SUPPLIED RECORDS ::
#####

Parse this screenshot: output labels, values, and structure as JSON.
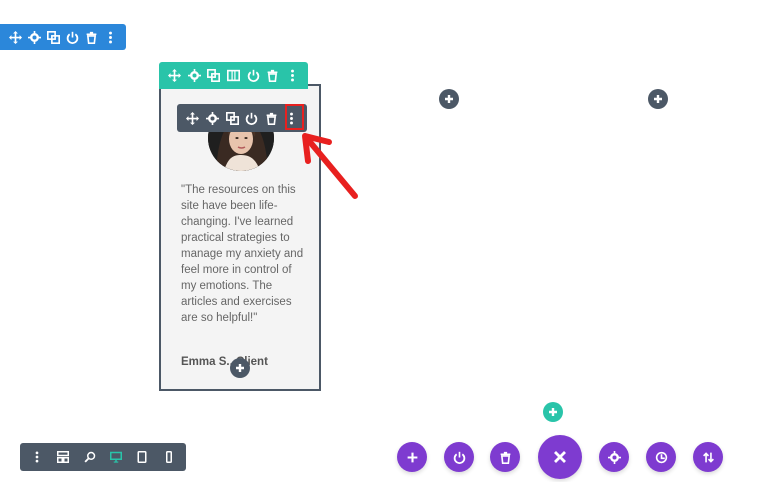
{
  "testimonial": {
    "quote": "\"The resources on this site have been life-changing. I've learned practical strategies to manage my anxiety and feel more in control of my emotions. The articles and exercises are so helpful!\"",
    "author": "Emma S., Client"
  },
  "icons": {
    "section_toolbar": [
      "move-icon",
      "gear-icon",
      "duplicate-icon",
      "power-icon",
      "trash-icon",
      "more-icon"
    ],
    "row_toolbar": [
      "move-icon",
      "gear-icon",
      "duplicate-icon",
      "columns-icon",
      "power-icon",
      "trash-icon",
      "more-icon"
    ],
    "module_toolbar": [
      "move-icon",
      "gear-icon",
      "duplicate-icon",
      "power-icon",
      "trash-icon",
      "more-icon"
    ],
    "view_toolbar": [
      "more-icon",
      "layers-icon",
      "zoom-icon",
      "desktop-icon",
      "tablet-icon",
      "phone-icon"
    ],
    "bottom_bar": [
      "add-icon",
      "power-icon",
      "trash-icon",
      "close-icon",
      "gear-icon",
      "history-icon",
      "portability-icon"
    ]
  },
  "colors": {
    "section": "#2b87da",
    "row": "#29c4a9",
    "module": "#4c5866",
    "builder": "#7e3bd0",
    "highlight": "#e8201f",
    "active_view": "#29c4a9"
  }
}
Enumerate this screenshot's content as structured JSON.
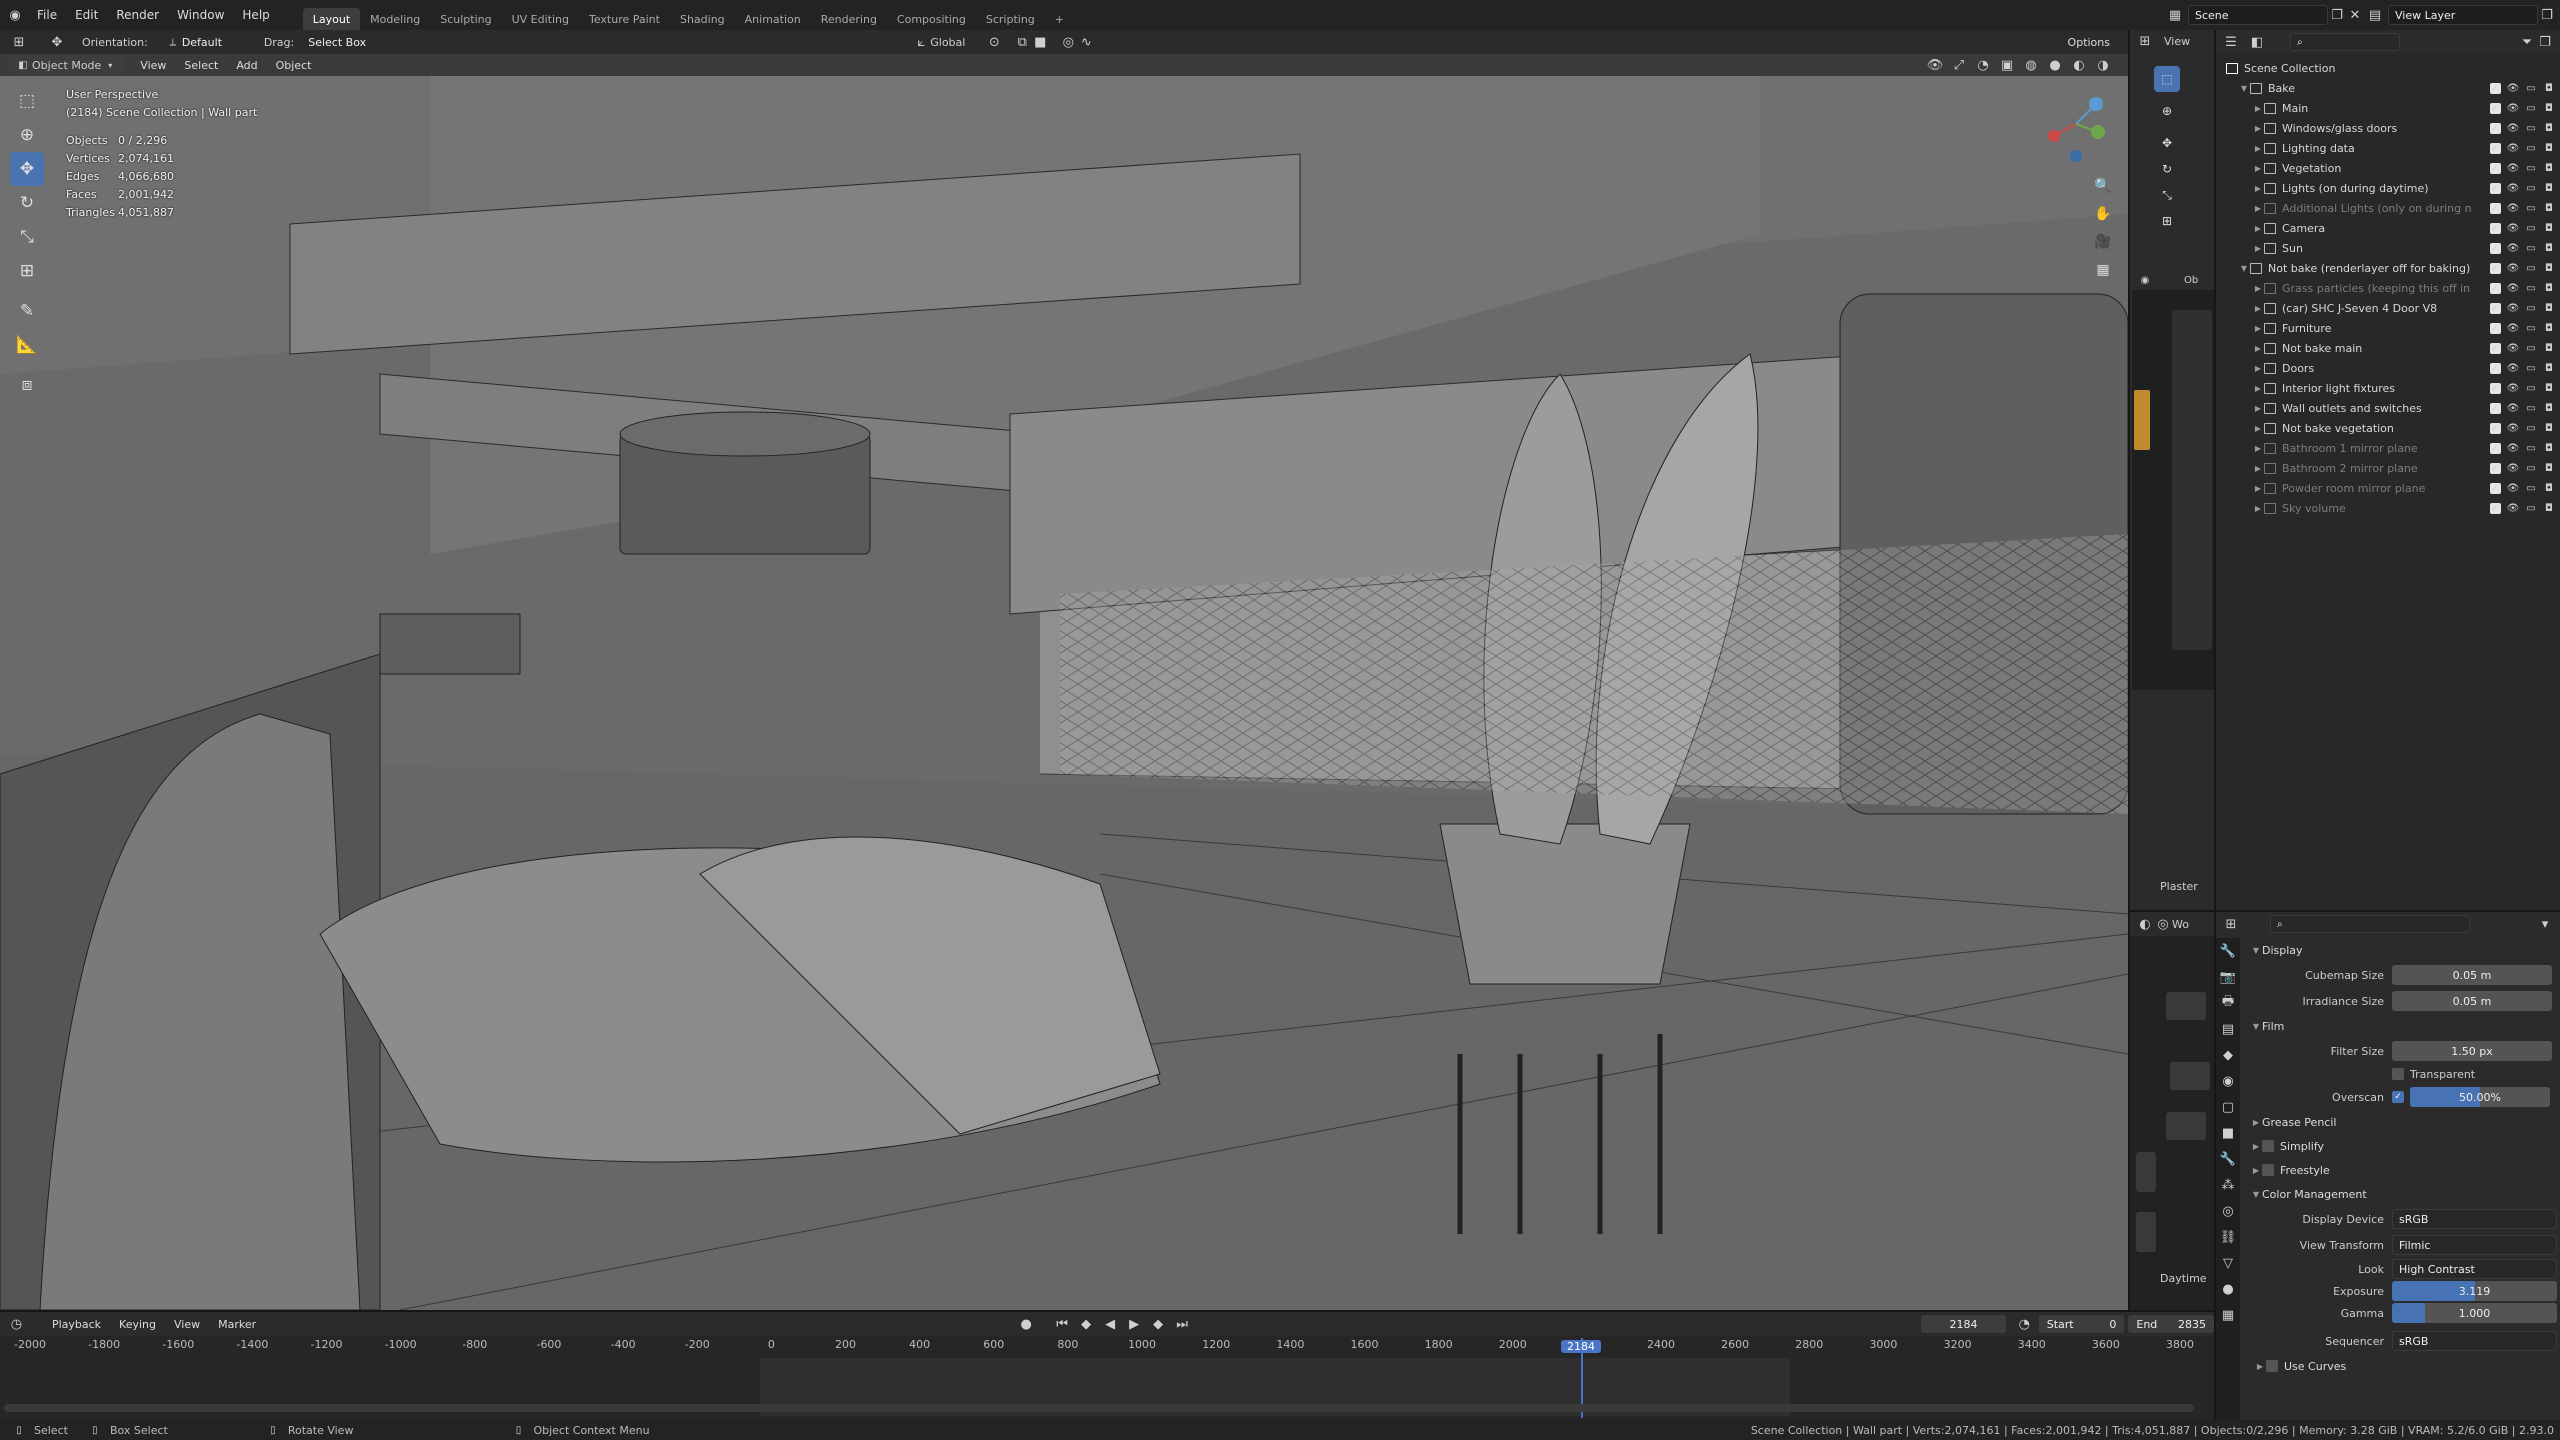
{
  "topbar": {
    "menus": [
      "File",
      "Edit",
      "Render",
      "Window",
      "Help"
    ],
    "workspaces": [
      "Layout",
      "Modeling",
      "Sculpting",
      "UV Editing",
      "Texture Paint",
      "Shading",
      "Animation",
      "Rendering",
      "Compositing",
      "Scripting"
    ],
    "active_workspace": "Layout",
    "add_tab": "+",
    "scene": "Scene",
    "view_layer": "View Layer"
  },
  "tool_settings": {
    "orientation_label": "Orientation:",
    "orientation_value": "Default",
    "drag_label": "Drag:",
    "drag_value": "Select Box",
    "transform_orientation": "Global",
    "options": "Options"
  },
  "viewport_header": {
    "mode": "Object Mode",
    "menus": [
      "View",
      "Select",
      "Add",
      "Object"
    ]
  },
  "viewport": {
    "perspective": "User Perspective",
    "collection_info": "(2184) Scene Collection | Wall part",
    "stats": [
      {
        "label": "Objects",
        "value": "0 / 2,296"
      },
      {
        "label": "Vertices",
        "value": "2,074,161"
      },
      {
        "label": "Edges",
        "value": "4,066,680"
      },
      {
        "label": "Faces",
        "value": "2,001,942"
      },
      {
        "label": "Triangles",
        "value": "4,051,887"
      }
    ]
  },
  "node_editor": {
    "view": "View",
    "material_label": "Plaster",
    "world_label": "Daytime",
    "hdr_tab": "Ob",
    "world_tab": "Wo"
  },
  "outliner": {
    "root": "Scene Collection",
    "rows": [
      {
        "name": "Bake",
        "level": 1,
        "expanded": true,
        "dim": false
      },
      {
        "name": "Main",
        "level": 2,
        "dim": false
      },
      {
        "name": "Windows/glass doors",
        "level": 2,
        "dim": false
      },
      {
        "name": "Lighting data",
        "level": 2,
        "dim": false
      },
      {
        "name": "Vegetation",
        "level": 2,
        "dim": false
      },
      {
        "name": "Lights (on during daytime)",
        "level": 2,
        "dim": false
      },
      {
        "name": "Additional Lights (only on during n",
        "level": 2,
        "dim": true
      },
      {
        "name": "Camera",
        "level": 2,
        "dim": false
      },
      {
        "name": "Sun",
        "level": 2,
        "dim": false
      },
      {
        "name": "Not bake (renderlayer off for baking)",
        "level": 1,
        "expanded": true,
        "dim": false
      },
      {
        "name": "Grass particles (keeping this off in",
        "level": 2,
        "dim": true
      },
      {
        "name": "(car) SHC J-Seven 4 Door V8",
        "level": 2,
        "dim": false
      },
      {
        "name": "Furniture",
        "level": 2,
        "dim": false
      },
      {
        "name": "Not bake main",
        "level": 2,
        "dim": false
      },
      {
        "name": "Doors",
        "level": 2,
        "dim": false
      },
      {
        "name": "Interior light fixtures",
        "level": 2,
        "dim": false
      },
      {
        "name": "Wall outlets and switches",
        "level": 2,
        "dim": false
      },
      {
        "name": "Not bake vegetation",
        "level": 2,
        "dim": false
      },
      {
        "name": "Bathroom 1 mirror plane",
        "level": 2,
        "dim": true
      },
      {
        "name": "Bathroom 2 mirror plane",
        "level": 2,
        "dim": true
      },
      {
        "name": "Powder room mirror plane",
        "level": 2,
        "dim": true
      },
      {
        "name": "Sky volume",
        "level": 2,
        "dim": true
      }
    ]
  },
  "properties": {
    "display_section": "Display",
    "cubemap_label": "Cubemap Size",
    "cubemap_value": "0.05 m",
    "irradiance_label": "Irradiance Size",
    "irradiance_value": "0.05 m",
    "film_section": "Film",
    "filter_label": "Filter Size",
    "filter_value": "1.50 px",
    "transparent_label": "Transparent",
    "overscan_label": "Overscan",
    "overscan_value": "50.00%",
    "overscan_fraction": 0.5,
    "grease_pencil": "Grease Pencil",
    "simplify": "Simplify",
    "freestyle": "Freestyle",
    "color_mgmt": "Color Management",
    "display_device_label": "Display Device",
    "display_device": "sRGB",
    "view_transform_label": "View Transform",
    "view_transform": "Filmic",
    "look_label": "Look",
    "look": "High Contrast",
    "exposure_label": "Exposure",
    "exposure": "3.119",
    "exposure_fraction": 0.5,
    "gamma_label": "Gamma",
    "gamma": "1.000",
    "gamma_fraction": 0.2,
    "sequencer_label": "Sequencer",
    "sequencer": "sRGB",
    "use_curves": "Use Curves"
  },
  "timeline": {
    "menus": [
      "Playback",
      "Keying",
      "View",
      "Marker"
    ],
    "current_frame": "2184",
    "start_label": "Start",
    "start": "0",
    "end_label": "End",
    "end": "2835",
    "ticks": [
      "-2000",
      "-1800",
      "-1600",
      "-1400",
      "-1200",
      "-1000",
      "-800",
      "-600",
      "-400",
      "-200",
      "0",
      "200",
      "400",
      "600",
      "800",
      "1000",
      "1200",
      "1400",
      "1600",
      "1800",
      "2000",
      "2200",
      "2400",
      "2600",
      "2800",
      "3000",
      "3200",
      "3400",
      "3600",
      "3800"
    ],
    "playhead": "2184"
  },
  "statusbar": {
    "select": "Select",
    "box_select": "Box Select",
    "rotate_view": "Rotate View",
    "context_menu": "Object Context Menu",
    "info": "Scene Collection | Wall part | Verts:2,074,161 | Faces:2,001,942 | Tris:4,051,887 | Objects:0/2,296 | Memory: 3.28 GiB | VRAM: 5.2/6.0 GiB | 2.93.0"
  }
}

#####

YOUR OBJECTIVE :: Return only those lines of the records that contain the string "Select".

WRITTEN RESPONSE ::
    "drag_value": "Select Box",
      "Select",
    "select": "Select",
    "box_select": "Box Select",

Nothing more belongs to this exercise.